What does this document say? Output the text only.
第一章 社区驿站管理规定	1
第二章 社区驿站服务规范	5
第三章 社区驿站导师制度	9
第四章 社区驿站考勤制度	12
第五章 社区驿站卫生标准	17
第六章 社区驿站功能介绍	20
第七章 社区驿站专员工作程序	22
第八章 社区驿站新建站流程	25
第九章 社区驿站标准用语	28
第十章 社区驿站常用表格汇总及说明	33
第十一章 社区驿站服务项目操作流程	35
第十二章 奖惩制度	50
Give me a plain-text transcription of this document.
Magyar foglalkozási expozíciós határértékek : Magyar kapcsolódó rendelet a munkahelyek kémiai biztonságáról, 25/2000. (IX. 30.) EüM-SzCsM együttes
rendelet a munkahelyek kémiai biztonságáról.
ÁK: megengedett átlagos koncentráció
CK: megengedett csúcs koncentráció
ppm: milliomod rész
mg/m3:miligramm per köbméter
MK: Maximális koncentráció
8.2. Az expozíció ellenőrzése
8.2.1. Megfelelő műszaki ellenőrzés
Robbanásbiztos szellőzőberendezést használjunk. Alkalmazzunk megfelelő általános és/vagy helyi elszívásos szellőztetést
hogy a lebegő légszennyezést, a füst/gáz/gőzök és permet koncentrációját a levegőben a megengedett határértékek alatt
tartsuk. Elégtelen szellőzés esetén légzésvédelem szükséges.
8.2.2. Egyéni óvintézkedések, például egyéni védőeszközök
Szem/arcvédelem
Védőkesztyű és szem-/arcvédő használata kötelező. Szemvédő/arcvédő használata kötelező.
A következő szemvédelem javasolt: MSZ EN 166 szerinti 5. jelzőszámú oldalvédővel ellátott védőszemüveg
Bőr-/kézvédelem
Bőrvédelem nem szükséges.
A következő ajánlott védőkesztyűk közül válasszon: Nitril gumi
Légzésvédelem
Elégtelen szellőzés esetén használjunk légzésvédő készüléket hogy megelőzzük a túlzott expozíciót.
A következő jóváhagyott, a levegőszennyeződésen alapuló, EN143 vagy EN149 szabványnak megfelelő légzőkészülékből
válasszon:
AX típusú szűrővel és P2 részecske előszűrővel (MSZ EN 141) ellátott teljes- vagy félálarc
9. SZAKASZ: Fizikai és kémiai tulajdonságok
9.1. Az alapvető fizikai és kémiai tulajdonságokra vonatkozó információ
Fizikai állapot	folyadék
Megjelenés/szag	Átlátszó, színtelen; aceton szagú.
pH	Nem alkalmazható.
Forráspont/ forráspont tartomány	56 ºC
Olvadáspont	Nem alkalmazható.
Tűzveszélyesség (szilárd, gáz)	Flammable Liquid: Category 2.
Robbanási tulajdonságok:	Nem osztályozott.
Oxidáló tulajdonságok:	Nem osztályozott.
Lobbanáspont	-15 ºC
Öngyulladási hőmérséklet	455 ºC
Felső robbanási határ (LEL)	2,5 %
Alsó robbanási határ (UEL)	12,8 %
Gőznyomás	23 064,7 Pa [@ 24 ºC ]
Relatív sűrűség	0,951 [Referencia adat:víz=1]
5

■ ■ ■ ■ ■

Where a line in the material contains "használjunk", copy that line.

# [RESULT OF THE TASK]
Robbanásbiztos szellőzőberendezést használjunk. Alkalmazzunk megfelelő általános és/vagy helyi elszívásos szellőztetést
Elégtelen szellőzés esetén használjunk légzésvédő készüléket hogy megelőzzük a túlzott expozíciót.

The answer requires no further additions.